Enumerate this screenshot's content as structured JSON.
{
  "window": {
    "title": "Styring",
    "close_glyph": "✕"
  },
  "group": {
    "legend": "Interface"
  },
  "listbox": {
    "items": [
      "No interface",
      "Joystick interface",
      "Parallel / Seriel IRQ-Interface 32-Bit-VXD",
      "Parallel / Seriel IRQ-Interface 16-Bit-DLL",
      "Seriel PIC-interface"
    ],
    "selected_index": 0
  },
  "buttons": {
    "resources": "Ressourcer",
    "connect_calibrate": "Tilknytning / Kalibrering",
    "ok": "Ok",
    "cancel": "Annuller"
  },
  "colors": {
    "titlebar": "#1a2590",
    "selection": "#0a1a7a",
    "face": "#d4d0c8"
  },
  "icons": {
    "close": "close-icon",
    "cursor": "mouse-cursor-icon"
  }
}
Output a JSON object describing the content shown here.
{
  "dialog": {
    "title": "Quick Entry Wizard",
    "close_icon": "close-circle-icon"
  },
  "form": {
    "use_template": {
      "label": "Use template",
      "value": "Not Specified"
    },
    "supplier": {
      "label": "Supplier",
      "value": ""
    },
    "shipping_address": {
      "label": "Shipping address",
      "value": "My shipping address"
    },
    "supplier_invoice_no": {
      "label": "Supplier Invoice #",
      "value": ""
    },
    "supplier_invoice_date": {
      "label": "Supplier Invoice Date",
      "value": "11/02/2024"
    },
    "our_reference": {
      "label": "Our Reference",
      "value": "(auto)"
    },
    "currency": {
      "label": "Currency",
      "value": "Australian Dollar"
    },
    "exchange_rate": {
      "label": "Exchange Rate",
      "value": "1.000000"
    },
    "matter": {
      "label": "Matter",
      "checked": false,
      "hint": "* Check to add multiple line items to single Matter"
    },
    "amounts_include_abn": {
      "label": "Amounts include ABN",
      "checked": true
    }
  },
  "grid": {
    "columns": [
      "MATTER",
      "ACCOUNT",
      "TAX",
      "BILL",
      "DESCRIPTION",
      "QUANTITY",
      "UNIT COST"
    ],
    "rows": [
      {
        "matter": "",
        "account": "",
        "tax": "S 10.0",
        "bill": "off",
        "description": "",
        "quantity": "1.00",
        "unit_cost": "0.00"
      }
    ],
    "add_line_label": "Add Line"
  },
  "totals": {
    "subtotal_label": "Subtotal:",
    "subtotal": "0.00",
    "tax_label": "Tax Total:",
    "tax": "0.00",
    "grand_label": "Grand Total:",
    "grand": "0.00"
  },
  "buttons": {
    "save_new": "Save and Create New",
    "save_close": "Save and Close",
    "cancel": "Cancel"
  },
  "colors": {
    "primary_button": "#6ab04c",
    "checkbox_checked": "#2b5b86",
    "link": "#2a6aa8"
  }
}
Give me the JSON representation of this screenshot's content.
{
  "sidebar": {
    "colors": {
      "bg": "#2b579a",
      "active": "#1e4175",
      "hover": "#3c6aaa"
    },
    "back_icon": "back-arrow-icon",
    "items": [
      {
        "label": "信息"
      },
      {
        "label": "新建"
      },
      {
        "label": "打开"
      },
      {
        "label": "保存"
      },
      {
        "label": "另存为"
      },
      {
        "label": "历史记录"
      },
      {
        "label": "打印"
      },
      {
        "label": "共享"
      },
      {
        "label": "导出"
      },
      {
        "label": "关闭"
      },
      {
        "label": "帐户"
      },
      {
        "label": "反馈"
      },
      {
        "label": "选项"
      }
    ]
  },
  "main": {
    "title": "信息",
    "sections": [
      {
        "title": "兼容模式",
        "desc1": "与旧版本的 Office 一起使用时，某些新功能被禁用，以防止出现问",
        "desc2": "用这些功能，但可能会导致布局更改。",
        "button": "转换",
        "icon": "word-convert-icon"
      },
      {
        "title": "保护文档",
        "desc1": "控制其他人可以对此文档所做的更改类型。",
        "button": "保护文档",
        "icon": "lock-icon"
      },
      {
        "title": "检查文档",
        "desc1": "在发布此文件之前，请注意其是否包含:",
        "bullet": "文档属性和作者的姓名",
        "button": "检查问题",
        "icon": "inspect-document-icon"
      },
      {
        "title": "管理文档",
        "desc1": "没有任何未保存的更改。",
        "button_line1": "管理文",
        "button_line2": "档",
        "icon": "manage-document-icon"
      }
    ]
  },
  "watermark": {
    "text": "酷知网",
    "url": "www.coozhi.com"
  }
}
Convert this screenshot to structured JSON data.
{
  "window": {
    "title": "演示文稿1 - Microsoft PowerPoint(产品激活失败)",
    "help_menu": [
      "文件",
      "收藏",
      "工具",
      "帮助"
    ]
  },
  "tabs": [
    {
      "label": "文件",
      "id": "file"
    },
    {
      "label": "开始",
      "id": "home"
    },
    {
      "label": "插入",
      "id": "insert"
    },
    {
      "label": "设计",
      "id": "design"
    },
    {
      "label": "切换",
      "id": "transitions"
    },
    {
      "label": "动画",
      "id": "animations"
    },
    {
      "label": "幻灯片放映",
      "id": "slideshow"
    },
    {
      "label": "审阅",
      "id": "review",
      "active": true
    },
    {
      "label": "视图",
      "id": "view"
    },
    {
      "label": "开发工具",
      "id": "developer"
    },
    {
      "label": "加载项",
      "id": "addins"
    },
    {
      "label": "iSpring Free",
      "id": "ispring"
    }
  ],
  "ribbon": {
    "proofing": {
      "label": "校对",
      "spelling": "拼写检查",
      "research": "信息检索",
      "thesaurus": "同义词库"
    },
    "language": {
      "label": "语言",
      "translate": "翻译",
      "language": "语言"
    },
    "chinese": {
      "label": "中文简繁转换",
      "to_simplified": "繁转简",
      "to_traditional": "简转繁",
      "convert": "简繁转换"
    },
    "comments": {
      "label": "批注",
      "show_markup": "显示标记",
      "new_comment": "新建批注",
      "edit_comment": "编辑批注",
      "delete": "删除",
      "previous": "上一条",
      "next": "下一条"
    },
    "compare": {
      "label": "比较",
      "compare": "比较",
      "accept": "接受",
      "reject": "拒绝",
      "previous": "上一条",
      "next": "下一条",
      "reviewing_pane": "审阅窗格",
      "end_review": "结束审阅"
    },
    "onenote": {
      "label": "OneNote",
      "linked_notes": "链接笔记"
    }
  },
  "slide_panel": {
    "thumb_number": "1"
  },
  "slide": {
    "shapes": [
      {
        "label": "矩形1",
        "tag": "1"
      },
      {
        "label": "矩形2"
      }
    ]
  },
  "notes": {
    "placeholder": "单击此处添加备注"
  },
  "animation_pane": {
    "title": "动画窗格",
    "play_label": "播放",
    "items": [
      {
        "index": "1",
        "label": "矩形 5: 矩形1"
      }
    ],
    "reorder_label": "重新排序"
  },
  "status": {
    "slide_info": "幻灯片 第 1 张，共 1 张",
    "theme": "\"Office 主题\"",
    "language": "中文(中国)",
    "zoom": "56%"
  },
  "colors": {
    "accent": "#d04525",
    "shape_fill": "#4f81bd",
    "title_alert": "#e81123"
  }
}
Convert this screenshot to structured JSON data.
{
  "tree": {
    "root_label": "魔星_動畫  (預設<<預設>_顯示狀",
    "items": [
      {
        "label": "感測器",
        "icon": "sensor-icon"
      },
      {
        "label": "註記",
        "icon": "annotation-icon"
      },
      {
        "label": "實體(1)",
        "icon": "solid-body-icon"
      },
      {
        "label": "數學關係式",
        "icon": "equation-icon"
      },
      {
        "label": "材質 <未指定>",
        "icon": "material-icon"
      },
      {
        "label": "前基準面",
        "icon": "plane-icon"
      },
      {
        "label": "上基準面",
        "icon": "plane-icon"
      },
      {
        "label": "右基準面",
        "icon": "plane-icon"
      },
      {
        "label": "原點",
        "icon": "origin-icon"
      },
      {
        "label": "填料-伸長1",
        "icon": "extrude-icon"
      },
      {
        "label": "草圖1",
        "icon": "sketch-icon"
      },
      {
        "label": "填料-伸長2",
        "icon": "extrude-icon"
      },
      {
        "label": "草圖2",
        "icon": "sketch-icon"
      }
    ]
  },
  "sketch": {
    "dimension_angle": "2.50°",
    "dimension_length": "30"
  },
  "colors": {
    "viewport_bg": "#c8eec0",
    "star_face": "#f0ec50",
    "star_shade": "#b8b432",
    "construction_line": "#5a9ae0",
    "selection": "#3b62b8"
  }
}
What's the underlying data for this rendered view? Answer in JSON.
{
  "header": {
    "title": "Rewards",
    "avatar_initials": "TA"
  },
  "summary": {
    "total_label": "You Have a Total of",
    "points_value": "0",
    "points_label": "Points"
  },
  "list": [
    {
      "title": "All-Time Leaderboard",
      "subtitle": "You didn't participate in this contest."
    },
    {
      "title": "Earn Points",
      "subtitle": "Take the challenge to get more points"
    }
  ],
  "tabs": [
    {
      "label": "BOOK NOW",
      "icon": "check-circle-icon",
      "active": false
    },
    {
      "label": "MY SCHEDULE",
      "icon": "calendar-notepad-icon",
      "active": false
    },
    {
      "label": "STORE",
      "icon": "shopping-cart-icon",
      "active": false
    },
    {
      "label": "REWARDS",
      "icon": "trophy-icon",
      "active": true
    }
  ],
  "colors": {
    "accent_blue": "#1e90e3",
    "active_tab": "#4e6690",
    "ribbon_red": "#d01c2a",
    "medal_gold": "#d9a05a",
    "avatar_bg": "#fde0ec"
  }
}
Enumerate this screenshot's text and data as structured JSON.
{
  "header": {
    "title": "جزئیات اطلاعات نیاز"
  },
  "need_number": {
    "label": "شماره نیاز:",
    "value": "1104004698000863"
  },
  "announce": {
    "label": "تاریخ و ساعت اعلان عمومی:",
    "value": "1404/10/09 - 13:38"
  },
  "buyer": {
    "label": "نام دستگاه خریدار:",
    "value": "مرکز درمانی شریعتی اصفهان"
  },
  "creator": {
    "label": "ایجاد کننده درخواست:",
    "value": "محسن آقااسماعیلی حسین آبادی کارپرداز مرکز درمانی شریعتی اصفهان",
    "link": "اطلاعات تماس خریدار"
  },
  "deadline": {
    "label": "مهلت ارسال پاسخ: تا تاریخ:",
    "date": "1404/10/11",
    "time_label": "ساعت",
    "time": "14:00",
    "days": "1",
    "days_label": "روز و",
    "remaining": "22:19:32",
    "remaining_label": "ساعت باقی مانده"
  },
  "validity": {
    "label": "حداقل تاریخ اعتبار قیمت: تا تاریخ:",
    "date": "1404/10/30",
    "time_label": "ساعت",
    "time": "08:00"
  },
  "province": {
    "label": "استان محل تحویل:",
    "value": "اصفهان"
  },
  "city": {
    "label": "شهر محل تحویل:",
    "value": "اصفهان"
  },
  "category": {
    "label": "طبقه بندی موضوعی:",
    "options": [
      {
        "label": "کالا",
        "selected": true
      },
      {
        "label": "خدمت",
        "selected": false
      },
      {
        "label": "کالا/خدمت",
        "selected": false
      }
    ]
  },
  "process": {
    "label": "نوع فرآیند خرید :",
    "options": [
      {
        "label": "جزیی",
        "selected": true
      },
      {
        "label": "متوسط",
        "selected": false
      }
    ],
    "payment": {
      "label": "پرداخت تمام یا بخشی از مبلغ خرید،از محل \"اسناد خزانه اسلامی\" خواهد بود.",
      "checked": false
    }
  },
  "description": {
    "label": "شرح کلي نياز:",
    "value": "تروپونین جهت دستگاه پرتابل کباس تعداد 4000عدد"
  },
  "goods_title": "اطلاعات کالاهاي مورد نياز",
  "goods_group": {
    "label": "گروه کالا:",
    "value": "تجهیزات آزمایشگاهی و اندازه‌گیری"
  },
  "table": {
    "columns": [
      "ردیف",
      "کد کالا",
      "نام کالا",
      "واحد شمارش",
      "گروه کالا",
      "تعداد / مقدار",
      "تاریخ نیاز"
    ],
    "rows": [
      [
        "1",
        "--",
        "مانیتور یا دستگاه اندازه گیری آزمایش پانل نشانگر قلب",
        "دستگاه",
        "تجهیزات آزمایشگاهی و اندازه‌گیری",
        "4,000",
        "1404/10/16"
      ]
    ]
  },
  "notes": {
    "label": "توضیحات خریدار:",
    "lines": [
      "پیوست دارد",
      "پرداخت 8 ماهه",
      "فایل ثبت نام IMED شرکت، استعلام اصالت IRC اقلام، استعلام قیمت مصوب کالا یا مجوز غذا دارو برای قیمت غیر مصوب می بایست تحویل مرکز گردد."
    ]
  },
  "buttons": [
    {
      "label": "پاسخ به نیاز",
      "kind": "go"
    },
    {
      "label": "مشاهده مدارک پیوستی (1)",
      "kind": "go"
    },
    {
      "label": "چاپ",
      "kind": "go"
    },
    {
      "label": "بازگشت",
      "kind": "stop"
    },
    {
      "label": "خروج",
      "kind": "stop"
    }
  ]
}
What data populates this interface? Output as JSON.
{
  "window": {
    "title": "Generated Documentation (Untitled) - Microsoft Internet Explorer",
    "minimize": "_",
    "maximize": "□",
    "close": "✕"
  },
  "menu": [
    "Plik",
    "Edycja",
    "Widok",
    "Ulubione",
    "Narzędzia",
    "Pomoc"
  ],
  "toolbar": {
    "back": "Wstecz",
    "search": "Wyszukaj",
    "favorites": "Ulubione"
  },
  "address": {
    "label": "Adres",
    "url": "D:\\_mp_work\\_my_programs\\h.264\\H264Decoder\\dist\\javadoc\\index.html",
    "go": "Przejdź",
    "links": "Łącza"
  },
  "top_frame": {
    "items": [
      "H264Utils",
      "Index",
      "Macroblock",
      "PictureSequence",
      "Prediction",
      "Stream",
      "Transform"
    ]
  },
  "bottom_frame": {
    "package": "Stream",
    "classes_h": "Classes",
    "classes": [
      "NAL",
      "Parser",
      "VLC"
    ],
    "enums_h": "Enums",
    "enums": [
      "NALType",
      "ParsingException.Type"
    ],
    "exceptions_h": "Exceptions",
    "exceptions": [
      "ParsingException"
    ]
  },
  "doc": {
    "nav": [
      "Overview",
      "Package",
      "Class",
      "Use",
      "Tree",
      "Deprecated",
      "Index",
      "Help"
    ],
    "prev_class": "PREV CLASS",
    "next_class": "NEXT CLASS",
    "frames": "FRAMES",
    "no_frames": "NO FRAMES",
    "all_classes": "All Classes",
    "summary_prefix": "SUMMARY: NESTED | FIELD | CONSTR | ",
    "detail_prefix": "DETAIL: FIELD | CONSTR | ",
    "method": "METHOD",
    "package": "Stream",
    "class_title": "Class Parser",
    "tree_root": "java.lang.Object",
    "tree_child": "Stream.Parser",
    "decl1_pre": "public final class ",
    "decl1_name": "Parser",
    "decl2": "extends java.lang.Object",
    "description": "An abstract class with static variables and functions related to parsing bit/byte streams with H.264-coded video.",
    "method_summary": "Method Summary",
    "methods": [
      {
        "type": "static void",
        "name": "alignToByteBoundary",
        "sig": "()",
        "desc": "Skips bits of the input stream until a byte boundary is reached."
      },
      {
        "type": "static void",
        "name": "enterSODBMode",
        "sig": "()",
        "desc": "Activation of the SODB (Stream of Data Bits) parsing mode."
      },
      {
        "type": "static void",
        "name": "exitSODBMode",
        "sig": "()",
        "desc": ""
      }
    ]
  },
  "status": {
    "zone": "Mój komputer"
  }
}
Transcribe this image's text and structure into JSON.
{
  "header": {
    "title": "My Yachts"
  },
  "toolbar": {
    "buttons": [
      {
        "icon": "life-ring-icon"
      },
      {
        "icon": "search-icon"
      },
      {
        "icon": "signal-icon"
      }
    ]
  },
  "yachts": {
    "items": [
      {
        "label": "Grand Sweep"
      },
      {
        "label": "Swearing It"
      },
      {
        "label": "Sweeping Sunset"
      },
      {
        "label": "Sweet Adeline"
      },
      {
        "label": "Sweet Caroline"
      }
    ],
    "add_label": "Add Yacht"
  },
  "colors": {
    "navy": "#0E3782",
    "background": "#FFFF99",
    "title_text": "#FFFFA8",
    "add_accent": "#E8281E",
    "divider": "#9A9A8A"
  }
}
────────────────────────────────────────
_WHAT TO DO_:
Read the lines above. Gather those in which the string "تجهیزات" is found.

_RESULT OF THE TASK_:
    "value": "تجهیزات آزمایشگاهی و اندازه‌گیری"
        "تجهیزات آزمایشگاهی و اندازه‌گیری",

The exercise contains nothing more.